Tuesday, November 17, 2009
everyready day
the bunny reference, for the fun of it, is the battery, not the sexuality, alas, but the fingers just keep going and going and going (which could be useful if it was a sexual reference, come to think of it (who's snickering?... candy, that is), but sigh and all, or giggle, if you must, the brain nods off a few minutes and wakes up finding the figers tapping keys and wonders what in the world (or out, for that matter) the figers are doing and the eyes look up and vaguely see words, mostly, on the screen so the mouse is moved over to the publish post button and...
where did this year go?
i mean, thereally! where does the time fly off to cuz it seems like it went by so fast and lately it seems like life is zooming by so fast when i wake up and look around and find myself alone again, naturally or unnaturally, running the race (rat, mouse, ardvaark, whatever) from work to play to sleep (ever so briefly) and back round and round and round this bipolar loop (though sometimes it seems more monotonous than bipolar, it's mostly an amazing roller coaster ride and as fatigued and rushed as it is, i so prefer roller coasters to monotony)... yeah, i'll say it...
wasn't it a famous often forgotten early usa hero who first said, give me bipolar or give me death! cuz our founding fathers knew that life, especially the emotional/psychological life of an intelligent aware human being, is a roller coaster of ups, downs, and spin arounds and while the sudden rises and falls may be frightening those who fear roller coasters (or their own emotions, for that matter), they are the most exciting part of life's ride for me...
loving it, mostly, even the nodding off :)
Monday, November 16, 2009
what would you do if i sang out of tune?
i think about that song every time i see those two babies advertising whatever they advertise... is it etrade?... i have an etrade account,actually, and i wasted money opening it cuz i opened it years ago and forgot about it and somehow missed the fine print that says they charge something like $40 each quarter if you don't use it and since i haven't used it they've been debiting $40 for years and somehow the stocks i bought are gone (did they sell them to pay for the inactive account?) so i think etrade sucks just like the rest of corporate america cuz what is missing is actual caring about people and anything, animal, vegetable, mineral, corporate entity, government, species, god, anything that exists without an active actualized caring just plain sucks (sometimes not so plain)...

Extracted information =>
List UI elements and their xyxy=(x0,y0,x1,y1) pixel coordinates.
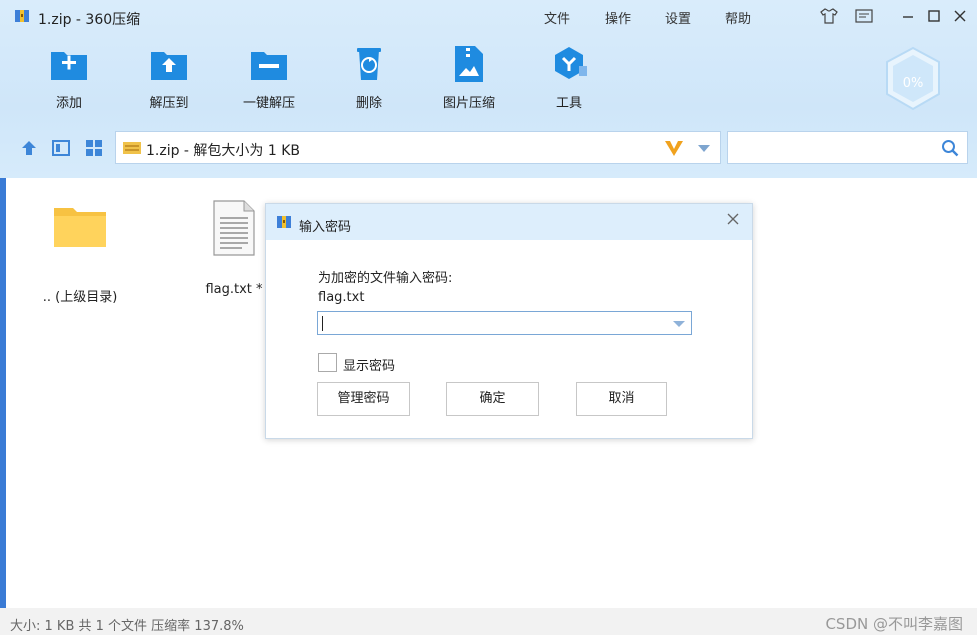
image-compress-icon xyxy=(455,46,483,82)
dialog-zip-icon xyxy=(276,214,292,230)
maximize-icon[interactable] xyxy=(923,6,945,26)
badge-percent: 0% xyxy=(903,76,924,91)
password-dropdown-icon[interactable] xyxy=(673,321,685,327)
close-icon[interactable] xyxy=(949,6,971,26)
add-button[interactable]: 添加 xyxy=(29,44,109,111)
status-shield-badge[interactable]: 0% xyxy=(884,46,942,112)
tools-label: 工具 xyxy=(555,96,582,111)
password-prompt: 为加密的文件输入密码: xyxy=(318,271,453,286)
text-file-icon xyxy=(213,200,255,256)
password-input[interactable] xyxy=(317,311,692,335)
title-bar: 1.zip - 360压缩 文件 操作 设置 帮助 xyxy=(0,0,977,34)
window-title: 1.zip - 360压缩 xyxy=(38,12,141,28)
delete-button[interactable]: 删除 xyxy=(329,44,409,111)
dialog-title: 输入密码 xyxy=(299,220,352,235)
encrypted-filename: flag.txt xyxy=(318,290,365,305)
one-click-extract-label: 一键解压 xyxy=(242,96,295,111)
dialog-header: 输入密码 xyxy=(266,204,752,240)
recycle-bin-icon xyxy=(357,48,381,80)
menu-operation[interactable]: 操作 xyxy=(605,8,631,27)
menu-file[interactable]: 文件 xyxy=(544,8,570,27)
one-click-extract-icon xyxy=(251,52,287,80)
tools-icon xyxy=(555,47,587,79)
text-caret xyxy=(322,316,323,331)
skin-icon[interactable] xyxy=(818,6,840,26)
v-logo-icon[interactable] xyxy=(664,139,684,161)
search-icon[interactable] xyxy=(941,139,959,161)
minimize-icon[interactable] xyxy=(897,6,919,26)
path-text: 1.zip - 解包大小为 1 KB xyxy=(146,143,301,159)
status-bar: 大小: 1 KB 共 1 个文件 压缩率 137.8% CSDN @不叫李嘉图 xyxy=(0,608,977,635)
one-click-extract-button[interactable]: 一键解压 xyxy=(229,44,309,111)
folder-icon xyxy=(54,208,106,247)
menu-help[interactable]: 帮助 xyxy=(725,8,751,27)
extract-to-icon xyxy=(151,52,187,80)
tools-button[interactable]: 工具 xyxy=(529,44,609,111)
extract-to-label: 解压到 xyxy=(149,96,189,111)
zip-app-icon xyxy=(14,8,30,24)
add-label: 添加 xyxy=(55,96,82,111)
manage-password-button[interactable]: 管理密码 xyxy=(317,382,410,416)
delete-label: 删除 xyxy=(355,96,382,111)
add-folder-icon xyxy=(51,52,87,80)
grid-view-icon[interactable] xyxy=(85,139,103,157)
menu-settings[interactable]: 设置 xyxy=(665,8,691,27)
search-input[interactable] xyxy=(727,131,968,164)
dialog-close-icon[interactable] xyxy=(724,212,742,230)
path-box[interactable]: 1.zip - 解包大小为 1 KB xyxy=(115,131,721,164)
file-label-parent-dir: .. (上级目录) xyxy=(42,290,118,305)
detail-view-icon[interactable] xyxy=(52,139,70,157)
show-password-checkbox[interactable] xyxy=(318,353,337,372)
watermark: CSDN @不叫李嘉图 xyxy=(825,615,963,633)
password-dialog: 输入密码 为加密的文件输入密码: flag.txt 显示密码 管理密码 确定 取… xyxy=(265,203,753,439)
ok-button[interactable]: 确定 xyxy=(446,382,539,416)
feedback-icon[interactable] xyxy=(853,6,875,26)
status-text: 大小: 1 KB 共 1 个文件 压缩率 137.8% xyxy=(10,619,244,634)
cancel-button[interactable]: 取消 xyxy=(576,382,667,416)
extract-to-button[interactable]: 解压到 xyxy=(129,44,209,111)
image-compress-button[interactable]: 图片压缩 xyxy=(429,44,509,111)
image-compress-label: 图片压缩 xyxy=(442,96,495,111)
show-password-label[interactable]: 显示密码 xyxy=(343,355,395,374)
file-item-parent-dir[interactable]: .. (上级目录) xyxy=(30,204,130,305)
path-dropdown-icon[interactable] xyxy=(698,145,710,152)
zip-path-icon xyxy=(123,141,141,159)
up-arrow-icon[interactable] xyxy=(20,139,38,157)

--

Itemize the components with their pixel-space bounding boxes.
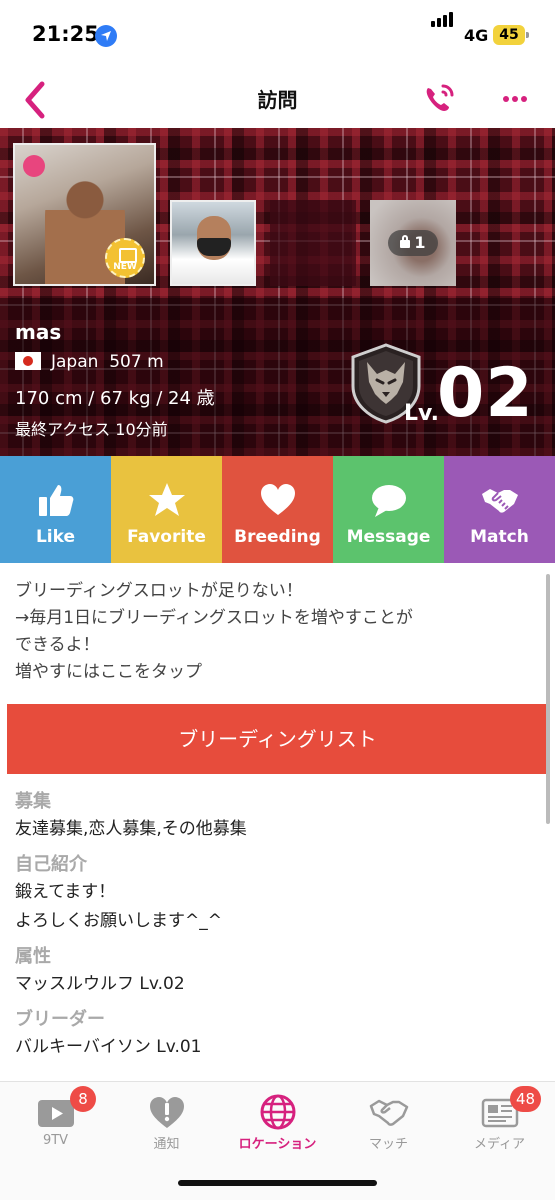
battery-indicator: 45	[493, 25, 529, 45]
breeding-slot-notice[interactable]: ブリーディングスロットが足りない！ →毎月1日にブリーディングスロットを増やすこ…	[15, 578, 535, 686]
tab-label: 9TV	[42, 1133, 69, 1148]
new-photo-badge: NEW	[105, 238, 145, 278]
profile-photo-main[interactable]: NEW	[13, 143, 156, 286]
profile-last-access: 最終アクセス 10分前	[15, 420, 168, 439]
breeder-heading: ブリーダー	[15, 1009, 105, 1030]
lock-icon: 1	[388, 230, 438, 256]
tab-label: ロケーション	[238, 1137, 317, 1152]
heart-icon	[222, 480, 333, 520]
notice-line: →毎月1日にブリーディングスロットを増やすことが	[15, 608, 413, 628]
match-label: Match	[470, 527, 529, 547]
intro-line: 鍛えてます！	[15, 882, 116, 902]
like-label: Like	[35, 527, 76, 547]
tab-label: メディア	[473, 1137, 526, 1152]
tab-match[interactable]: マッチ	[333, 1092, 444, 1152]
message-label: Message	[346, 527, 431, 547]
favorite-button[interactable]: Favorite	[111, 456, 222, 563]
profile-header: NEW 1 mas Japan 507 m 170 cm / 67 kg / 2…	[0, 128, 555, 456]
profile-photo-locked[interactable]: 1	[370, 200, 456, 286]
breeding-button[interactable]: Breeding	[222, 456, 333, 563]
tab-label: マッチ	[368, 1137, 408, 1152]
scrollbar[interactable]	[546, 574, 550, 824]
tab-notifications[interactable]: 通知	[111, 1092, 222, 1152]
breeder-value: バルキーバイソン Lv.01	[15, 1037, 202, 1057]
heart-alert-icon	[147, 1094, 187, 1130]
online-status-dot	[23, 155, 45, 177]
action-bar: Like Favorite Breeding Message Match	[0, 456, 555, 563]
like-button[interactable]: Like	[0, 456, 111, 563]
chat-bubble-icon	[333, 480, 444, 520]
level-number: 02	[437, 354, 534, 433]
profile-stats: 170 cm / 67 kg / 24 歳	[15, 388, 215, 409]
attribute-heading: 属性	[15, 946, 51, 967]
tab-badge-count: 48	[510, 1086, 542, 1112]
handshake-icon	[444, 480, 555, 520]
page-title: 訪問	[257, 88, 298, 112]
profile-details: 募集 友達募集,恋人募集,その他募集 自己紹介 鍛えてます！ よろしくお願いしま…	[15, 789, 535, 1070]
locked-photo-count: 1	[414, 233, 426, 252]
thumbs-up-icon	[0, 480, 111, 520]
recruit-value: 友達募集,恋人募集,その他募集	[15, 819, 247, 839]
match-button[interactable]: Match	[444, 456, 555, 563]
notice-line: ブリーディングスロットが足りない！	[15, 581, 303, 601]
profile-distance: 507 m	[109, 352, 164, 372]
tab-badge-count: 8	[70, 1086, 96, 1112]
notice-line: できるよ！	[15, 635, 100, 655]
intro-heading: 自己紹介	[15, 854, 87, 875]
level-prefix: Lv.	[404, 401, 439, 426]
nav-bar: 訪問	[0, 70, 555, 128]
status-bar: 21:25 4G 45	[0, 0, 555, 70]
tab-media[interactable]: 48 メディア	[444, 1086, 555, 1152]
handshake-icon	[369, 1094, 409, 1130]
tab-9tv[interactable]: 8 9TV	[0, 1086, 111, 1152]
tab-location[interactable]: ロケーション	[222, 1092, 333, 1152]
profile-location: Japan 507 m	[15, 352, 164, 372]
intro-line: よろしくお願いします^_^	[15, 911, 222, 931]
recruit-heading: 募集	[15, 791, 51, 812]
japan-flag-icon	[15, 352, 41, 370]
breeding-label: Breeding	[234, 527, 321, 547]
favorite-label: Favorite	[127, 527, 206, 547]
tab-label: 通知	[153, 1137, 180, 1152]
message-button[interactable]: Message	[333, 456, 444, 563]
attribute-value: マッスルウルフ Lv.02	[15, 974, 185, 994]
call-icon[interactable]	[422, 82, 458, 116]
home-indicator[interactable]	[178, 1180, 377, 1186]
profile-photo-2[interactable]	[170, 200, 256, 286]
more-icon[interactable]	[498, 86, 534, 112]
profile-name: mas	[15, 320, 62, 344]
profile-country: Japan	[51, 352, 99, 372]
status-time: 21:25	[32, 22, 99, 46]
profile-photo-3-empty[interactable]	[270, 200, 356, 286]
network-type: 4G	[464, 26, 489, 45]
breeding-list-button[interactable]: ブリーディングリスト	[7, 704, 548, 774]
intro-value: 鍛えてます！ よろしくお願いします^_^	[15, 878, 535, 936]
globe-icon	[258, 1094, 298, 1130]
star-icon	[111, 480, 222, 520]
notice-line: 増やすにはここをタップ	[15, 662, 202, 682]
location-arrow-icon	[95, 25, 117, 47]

--

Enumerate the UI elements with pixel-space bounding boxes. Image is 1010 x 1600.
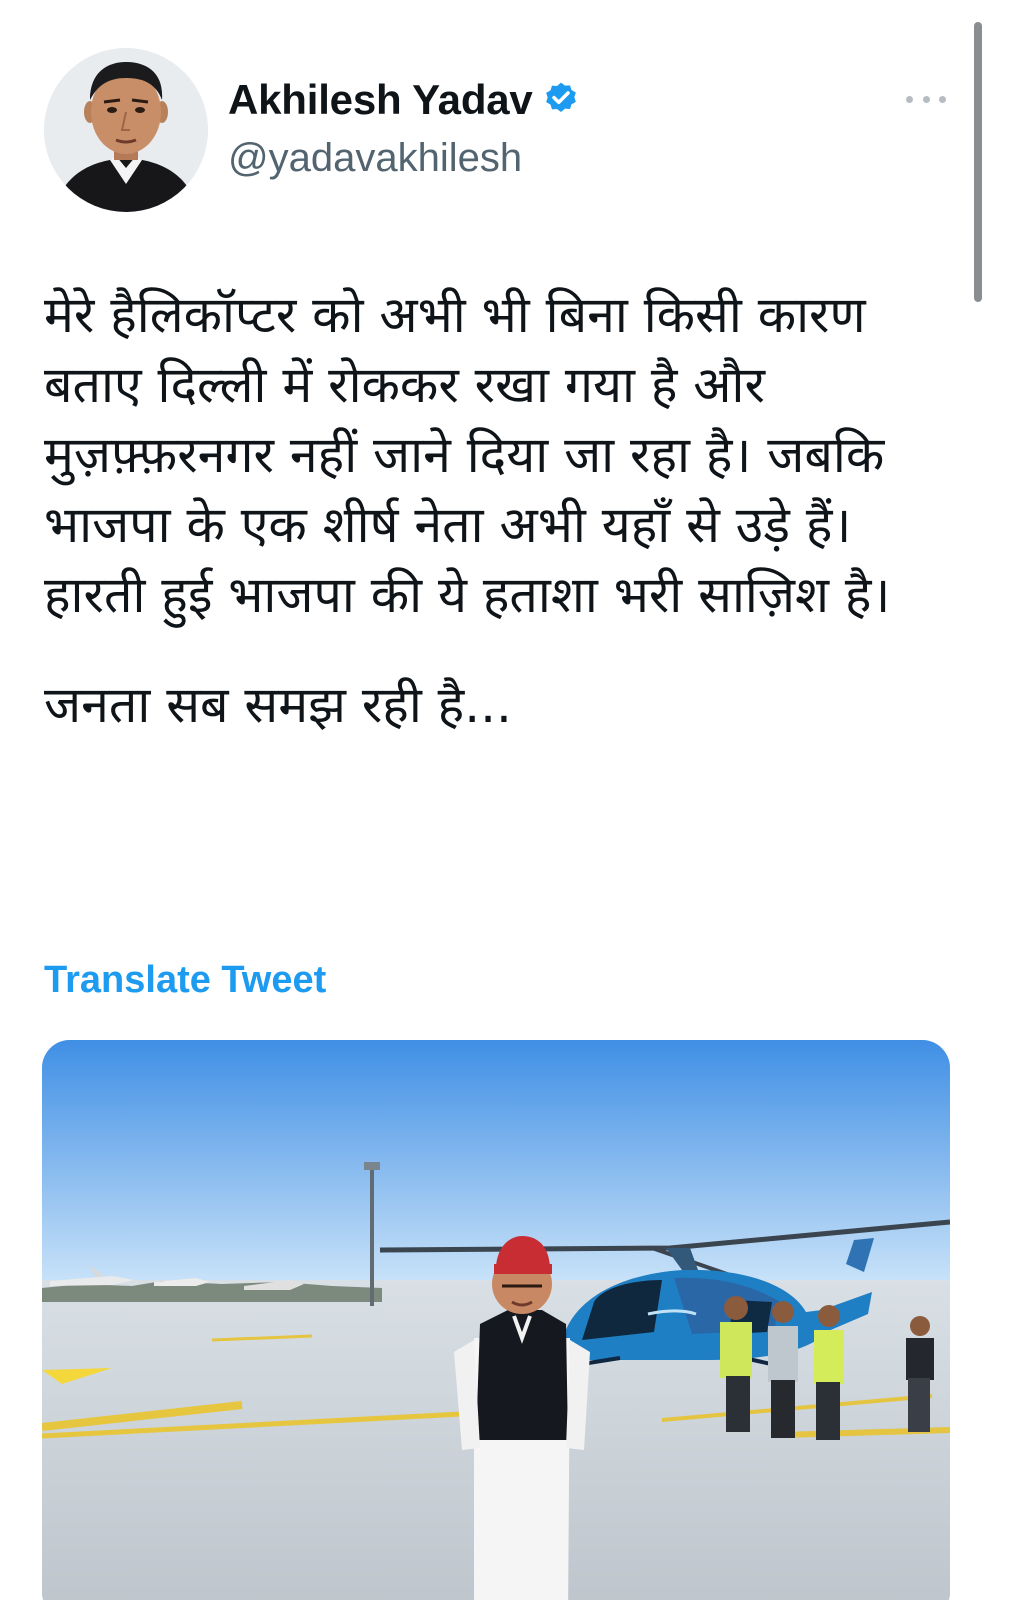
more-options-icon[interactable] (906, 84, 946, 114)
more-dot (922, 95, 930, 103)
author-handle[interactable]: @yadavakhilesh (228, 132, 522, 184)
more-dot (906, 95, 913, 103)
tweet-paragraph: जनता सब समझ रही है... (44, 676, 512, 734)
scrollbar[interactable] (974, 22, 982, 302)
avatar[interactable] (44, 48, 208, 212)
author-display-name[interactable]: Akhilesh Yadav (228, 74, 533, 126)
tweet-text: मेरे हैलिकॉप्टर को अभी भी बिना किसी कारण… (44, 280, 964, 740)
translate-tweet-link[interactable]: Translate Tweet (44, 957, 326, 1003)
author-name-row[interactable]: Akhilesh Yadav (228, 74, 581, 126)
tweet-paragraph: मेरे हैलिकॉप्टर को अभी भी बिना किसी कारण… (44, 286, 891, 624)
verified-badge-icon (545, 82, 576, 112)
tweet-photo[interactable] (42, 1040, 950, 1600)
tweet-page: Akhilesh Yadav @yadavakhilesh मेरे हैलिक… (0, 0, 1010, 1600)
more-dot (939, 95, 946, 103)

The problem => In the blog text's November 16 post, list each item named between "and anything," and "anything that exists without an active actualized caring".

Problem solution => animal, vegetable, mineral, corporate entity, government, species, god